Find how many lines in the data below include the word "ejwalt", then write only that number.
* Begin *
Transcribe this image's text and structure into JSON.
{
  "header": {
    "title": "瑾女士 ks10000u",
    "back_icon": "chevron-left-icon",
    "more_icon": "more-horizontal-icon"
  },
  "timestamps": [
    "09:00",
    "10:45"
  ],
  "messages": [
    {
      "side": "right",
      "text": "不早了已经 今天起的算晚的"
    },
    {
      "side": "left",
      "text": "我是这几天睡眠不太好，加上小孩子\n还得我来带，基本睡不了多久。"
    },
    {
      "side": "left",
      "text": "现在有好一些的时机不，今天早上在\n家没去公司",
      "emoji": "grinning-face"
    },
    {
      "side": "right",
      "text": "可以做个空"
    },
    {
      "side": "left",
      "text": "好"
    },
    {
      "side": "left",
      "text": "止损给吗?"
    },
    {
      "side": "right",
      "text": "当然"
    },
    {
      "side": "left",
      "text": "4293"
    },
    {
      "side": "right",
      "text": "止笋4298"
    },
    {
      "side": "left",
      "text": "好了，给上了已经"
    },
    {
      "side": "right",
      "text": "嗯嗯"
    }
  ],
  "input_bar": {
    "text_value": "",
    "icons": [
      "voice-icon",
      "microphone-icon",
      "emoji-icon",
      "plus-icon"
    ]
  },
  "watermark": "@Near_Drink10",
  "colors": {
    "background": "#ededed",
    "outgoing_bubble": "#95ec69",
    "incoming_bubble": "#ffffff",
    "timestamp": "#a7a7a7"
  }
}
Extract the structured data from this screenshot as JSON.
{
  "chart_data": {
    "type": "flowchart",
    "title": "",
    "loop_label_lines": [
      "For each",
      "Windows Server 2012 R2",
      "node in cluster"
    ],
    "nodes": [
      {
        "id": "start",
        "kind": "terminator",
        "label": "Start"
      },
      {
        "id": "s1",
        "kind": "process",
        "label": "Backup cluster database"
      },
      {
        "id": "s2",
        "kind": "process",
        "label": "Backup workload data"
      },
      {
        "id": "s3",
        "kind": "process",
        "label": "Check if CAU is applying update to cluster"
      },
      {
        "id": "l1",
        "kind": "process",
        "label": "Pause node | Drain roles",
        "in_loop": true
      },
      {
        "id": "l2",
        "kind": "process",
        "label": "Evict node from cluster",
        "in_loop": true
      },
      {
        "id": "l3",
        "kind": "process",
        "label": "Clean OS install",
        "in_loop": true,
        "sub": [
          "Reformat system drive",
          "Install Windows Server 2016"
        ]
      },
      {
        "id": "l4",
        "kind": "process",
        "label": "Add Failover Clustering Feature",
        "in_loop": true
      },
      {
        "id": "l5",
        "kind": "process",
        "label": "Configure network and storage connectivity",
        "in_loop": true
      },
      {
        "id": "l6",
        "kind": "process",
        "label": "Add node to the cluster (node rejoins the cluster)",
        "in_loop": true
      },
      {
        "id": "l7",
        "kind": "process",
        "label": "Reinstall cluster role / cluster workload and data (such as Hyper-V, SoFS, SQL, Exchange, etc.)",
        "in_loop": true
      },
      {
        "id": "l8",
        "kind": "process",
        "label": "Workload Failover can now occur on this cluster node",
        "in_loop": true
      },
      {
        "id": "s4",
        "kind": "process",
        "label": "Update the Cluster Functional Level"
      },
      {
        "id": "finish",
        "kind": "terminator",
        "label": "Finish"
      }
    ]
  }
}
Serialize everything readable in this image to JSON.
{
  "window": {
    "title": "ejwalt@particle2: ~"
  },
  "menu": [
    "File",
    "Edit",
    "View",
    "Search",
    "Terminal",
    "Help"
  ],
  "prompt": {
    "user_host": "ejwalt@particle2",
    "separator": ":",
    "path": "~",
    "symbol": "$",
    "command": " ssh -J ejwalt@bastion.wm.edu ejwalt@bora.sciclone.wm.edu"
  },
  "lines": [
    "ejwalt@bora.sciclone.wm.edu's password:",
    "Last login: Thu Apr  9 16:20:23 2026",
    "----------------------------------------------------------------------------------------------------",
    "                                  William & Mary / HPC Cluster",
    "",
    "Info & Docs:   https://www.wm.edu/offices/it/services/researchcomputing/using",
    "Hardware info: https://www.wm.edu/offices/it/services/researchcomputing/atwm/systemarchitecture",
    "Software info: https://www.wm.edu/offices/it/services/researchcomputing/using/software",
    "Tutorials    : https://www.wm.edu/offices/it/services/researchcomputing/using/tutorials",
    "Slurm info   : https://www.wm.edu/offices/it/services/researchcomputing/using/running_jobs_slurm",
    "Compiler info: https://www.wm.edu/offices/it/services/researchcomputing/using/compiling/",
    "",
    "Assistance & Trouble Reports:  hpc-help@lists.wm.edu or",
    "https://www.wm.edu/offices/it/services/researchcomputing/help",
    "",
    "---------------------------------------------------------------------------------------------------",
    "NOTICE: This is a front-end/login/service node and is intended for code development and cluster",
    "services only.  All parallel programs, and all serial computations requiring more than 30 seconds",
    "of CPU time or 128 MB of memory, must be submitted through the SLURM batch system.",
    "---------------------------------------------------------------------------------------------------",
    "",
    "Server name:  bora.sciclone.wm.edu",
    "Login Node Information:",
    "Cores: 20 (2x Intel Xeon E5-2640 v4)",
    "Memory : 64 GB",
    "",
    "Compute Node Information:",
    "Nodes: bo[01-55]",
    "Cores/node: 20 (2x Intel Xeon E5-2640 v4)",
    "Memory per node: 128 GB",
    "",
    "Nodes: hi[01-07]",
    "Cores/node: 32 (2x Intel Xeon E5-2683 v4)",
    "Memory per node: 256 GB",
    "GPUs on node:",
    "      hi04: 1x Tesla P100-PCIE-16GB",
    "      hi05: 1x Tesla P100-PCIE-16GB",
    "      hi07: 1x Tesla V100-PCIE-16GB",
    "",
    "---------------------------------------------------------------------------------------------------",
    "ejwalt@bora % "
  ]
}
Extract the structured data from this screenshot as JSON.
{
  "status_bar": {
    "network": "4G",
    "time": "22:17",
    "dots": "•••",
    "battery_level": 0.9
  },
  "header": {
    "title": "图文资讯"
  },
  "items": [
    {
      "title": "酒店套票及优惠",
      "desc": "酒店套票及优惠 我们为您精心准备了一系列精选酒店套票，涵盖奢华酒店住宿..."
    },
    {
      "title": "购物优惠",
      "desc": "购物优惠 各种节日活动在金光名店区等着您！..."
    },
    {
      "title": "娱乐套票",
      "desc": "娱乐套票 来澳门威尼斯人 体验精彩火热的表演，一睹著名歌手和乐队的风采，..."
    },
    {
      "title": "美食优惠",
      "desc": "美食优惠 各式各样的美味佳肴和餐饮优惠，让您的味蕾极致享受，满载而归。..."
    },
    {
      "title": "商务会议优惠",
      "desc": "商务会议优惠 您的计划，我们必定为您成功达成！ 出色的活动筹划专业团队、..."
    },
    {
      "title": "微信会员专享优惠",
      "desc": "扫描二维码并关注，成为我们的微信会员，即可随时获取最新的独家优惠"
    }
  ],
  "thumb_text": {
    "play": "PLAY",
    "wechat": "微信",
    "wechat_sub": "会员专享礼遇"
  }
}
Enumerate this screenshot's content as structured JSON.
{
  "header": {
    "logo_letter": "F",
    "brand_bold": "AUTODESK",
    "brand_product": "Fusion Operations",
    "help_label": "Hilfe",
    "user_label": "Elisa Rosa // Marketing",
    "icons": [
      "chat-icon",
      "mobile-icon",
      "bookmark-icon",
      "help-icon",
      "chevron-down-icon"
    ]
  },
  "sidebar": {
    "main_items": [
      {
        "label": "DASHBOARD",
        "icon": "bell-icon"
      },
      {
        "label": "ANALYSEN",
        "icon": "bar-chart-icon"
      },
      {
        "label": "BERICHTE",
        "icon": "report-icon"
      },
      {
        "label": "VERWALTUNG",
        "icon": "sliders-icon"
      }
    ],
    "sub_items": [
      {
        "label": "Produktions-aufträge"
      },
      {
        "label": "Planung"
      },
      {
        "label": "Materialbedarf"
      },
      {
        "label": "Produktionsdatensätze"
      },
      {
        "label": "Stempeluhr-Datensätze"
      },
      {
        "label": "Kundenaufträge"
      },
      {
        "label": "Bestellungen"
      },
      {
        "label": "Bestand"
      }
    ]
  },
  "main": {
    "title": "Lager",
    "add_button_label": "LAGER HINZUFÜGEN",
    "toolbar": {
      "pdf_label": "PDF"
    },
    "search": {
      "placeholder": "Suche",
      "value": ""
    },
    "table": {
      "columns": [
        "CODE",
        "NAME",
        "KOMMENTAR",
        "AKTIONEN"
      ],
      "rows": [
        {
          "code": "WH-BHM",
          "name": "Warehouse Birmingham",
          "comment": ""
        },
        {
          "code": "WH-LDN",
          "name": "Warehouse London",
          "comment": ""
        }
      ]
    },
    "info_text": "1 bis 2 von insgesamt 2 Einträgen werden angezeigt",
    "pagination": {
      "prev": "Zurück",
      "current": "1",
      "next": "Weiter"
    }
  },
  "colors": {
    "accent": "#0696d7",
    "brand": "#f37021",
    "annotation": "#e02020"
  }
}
* End *
■ Full response: 5